> **What is needed**
Can you find the lines of the listing that include "Ickes" and copy every one?

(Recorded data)
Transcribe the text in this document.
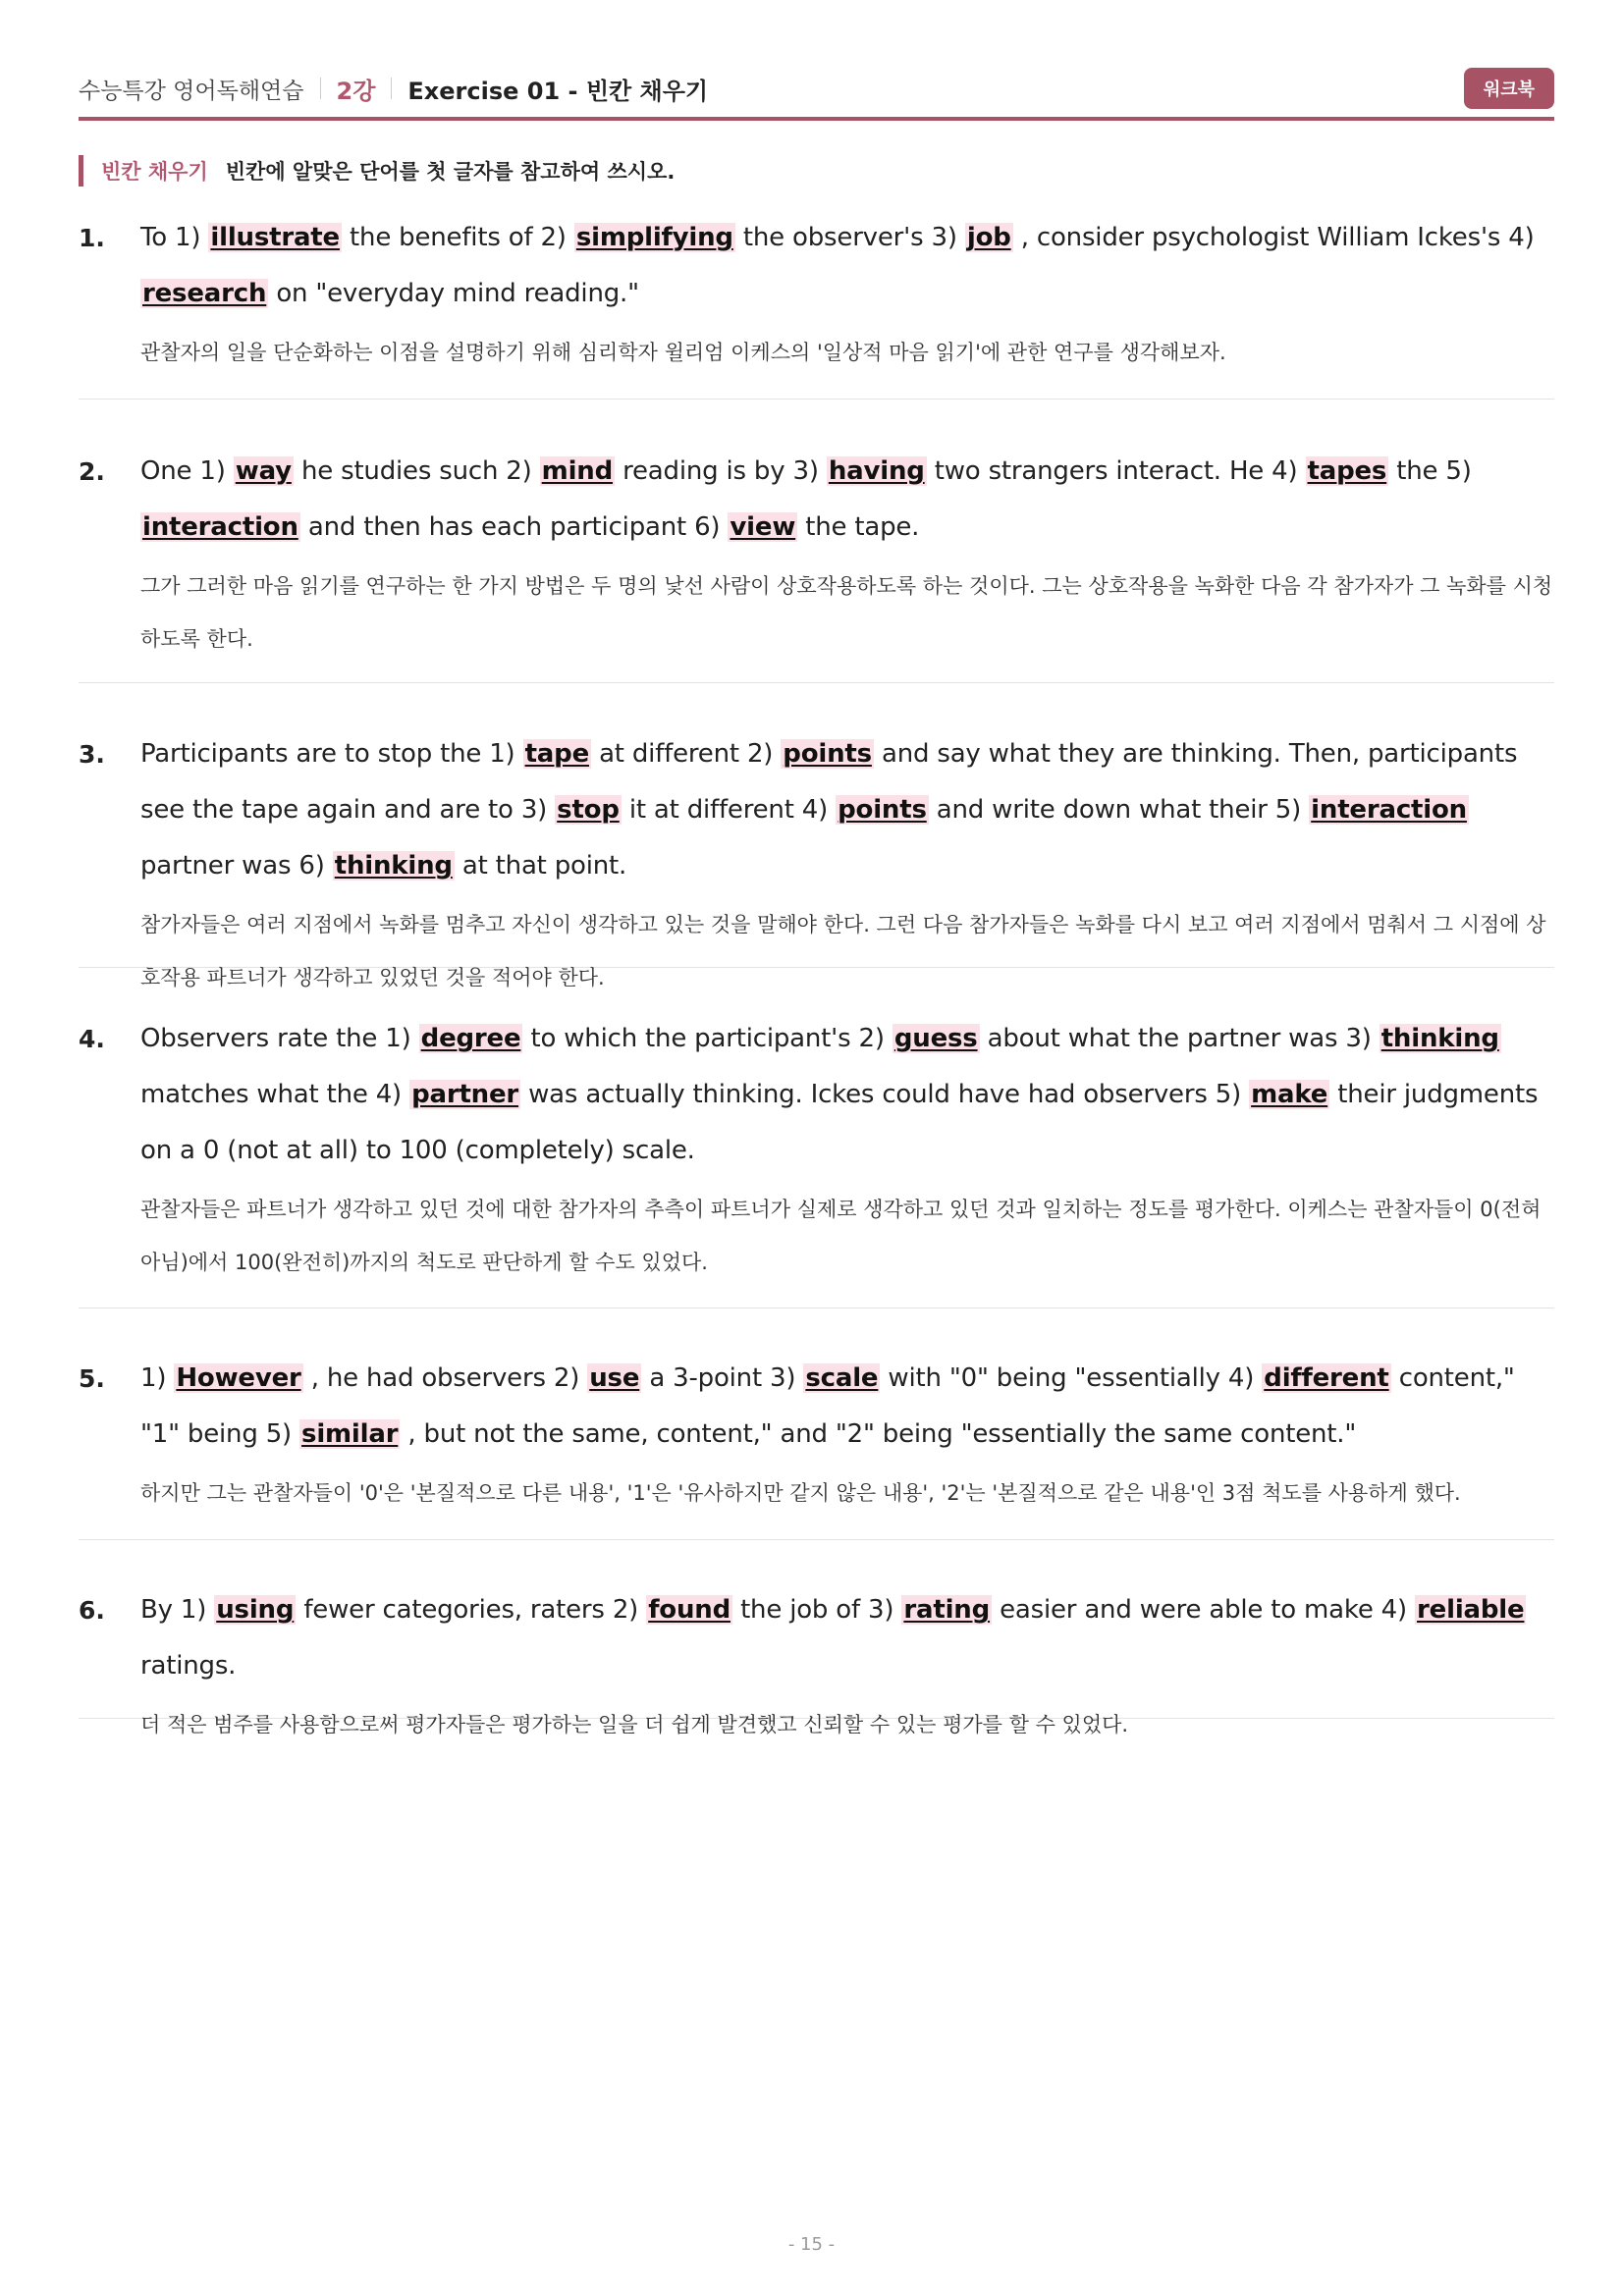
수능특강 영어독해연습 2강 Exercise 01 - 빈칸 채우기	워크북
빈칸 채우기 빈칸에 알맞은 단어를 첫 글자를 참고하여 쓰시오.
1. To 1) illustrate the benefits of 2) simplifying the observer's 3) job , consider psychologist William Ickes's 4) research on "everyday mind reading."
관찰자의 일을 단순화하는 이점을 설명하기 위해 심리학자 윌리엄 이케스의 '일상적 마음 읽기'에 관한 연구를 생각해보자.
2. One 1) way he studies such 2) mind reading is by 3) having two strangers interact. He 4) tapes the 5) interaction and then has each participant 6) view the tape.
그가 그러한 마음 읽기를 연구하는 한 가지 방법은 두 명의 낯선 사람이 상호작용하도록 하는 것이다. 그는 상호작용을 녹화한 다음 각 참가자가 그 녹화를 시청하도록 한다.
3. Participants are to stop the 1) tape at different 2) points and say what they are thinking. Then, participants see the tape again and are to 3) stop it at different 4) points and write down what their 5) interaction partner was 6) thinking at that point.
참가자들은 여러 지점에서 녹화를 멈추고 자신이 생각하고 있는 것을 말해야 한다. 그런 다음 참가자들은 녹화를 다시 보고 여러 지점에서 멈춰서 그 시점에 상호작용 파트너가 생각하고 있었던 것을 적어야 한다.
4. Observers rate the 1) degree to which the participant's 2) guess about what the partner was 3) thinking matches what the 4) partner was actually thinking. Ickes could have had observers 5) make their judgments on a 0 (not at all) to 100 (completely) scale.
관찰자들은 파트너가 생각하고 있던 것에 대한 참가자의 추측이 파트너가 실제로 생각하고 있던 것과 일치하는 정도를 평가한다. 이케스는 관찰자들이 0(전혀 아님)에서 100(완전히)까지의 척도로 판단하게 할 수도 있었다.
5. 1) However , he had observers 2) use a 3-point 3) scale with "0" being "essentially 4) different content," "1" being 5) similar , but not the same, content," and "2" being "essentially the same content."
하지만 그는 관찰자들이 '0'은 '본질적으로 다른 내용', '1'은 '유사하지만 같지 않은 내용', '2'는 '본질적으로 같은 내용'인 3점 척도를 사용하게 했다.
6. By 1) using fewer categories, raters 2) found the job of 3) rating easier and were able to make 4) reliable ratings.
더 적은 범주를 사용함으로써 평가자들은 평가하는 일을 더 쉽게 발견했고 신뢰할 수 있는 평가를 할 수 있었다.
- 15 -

> **Solution to this exercise**
1. To 1) illustrate the benefits of 2) simplifying the observer's 3) job , consider psychologist William Ickes's 4) research on "everyday mind reading."
4. Observers rate the 1) degree to which the participant's 2) guess about what the partner was 3) thinking matches what the 4) partner was actually thinking. Ickes could have had observers 5) make their judgments on a 0 (not at all) to 100 (completely) scale.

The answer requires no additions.